Entre as principais reivindicações dos moradores estão os ruídos emitidos pelas aerotorres e os impactos estruturais causados nas residências, o motivo seria a proximidade das instalações com as comunidades. Atualmente, para obter o licenciamento, os estados devem seguir a norma do Conselho Nacional de Meio Ambiente (Conama) de 2014 que determina um distanciamento de 400 metros entre torres e casas, contudo em muitos casos a distância é ainda menor do que a aceita pela lei.


O debate sobre a distância de instalação aponta para o estabelecimento do novo limite mínimo em Pernambuco sendo de 500 metros. Contudo a Associação Brasileira de Energia Eólica (ABEEólica) defende que estabelecer uma distância mínima não resolverá o embate. Em nota, a organização afirma que a distância pode variar: "É preciso um estudo prévio de cada terreno. O ideal é definir essa distância caso a caso por conta das peculiaridades de cada terreno e região, além de ser um cálculo multifatorial de direção e velocidade dos ventos, topografia, características da vegetação, rugosidade do solo, incidência solar. Para algumas regiões essa distância pode ser inferior a 500 metros e, para outras, superior”.

• [REQUISITO] Por favor, escreva a continuação do texto sobre a distância entre as torres eólicas e as casas, começando logo após a última frase.

• [LISTAGEM DE DADOS]
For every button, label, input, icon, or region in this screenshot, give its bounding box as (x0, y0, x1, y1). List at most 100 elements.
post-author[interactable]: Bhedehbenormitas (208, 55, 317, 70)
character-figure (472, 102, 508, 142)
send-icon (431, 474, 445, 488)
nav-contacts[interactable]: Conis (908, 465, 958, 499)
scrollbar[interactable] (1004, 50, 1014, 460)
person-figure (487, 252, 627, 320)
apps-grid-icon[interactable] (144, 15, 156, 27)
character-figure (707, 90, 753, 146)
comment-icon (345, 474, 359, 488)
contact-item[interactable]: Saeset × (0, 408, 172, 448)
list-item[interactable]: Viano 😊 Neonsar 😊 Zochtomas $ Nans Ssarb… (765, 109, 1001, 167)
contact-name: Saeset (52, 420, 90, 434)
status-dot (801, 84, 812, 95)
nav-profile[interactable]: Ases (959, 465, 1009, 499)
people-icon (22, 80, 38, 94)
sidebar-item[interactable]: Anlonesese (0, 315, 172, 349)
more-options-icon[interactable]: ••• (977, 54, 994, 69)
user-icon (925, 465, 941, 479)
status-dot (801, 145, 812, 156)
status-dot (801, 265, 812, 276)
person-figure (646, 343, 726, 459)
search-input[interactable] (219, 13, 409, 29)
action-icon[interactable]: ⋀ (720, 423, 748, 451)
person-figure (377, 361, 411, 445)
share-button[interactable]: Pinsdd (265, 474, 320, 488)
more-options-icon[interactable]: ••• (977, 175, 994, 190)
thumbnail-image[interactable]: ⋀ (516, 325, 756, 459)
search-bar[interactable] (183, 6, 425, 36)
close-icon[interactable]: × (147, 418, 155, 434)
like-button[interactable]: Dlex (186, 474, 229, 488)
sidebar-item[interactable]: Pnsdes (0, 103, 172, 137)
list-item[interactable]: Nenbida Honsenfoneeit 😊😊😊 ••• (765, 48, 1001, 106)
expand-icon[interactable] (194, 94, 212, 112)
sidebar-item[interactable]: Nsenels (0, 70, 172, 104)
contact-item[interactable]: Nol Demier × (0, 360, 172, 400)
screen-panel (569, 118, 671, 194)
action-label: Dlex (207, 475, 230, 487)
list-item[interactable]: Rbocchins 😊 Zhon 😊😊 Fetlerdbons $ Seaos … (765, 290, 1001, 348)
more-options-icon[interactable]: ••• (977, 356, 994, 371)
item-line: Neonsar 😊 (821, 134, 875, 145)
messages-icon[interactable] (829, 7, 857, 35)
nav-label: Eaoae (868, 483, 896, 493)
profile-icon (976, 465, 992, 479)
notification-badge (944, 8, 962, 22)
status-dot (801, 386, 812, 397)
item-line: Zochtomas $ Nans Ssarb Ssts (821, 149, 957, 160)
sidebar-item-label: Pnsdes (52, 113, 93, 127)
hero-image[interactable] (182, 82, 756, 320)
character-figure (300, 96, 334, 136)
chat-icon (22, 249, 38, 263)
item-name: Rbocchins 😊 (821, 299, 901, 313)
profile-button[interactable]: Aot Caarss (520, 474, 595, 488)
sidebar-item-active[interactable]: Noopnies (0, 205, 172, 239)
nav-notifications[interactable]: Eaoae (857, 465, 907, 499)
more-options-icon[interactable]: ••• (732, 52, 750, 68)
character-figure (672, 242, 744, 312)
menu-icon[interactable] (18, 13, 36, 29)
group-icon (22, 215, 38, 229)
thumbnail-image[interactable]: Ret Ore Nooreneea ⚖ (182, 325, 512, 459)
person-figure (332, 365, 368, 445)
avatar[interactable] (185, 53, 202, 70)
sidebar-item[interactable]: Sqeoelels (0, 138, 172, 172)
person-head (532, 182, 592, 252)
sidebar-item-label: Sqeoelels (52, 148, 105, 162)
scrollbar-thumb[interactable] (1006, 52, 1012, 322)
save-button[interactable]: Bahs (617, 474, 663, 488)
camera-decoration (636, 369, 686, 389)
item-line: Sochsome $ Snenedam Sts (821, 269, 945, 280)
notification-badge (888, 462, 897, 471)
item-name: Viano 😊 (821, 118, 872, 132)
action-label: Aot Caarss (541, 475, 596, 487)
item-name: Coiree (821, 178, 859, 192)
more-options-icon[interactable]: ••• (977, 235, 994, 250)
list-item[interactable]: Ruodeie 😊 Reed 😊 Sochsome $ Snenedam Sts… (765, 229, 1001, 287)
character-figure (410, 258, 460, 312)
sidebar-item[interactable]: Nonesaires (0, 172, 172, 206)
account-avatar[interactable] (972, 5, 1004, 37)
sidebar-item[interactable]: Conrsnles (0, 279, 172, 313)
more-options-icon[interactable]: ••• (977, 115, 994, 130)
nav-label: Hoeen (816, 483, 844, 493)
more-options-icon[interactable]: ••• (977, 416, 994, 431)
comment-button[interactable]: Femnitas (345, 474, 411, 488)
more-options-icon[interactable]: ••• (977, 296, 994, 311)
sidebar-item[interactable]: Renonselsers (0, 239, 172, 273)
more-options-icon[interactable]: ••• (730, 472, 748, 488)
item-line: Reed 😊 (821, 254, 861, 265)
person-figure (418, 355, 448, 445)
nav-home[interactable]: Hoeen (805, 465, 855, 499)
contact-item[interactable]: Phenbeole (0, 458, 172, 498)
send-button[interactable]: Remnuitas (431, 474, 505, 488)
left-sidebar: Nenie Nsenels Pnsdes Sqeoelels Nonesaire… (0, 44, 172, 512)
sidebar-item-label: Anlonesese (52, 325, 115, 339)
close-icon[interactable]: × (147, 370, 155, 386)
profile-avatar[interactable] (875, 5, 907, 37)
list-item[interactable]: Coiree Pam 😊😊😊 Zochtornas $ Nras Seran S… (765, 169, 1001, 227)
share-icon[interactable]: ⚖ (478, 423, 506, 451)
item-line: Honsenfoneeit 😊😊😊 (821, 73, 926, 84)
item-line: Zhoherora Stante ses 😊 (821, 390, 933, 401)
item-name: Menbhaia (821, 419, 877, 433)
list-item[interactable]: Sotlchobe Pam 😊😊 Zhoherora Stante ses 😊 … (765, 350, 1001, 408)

• [ESPAÇO DE RESPOSTA]
Em contrapartida, estudiosos defendem que os impactos em distâncias inferiores a 10km podem prejudicar danos à saúde e a estrutura das pessoas que convivem com as estruturas. A professora e pesquisadora da Universidade de Pernambuco (UPE), Wanessa da Silva, apresentou em Audiência Pública realizada pela Comissão de Meio Ambiente em Pernambuco, em dezembro de 2023, os resultados preliminares sobre sua pesquisa dos impactos da instalação de torres eólicas.


No estudo, realizado no município de Caetés, ela observa que 70% população próxima às instalações fazem uso de medicamentos para dormir, “Tem casas a 100 metros de distância das torres, quando há estudos mostrando que os infrassons causam danos em um raio de 15 quilômetros”, disse. “Há países que estabelecem distância mínima de 1,5 quilômetro, mas no Brasil não há nenhuma legislação para normatizar a questão”, ela destaca.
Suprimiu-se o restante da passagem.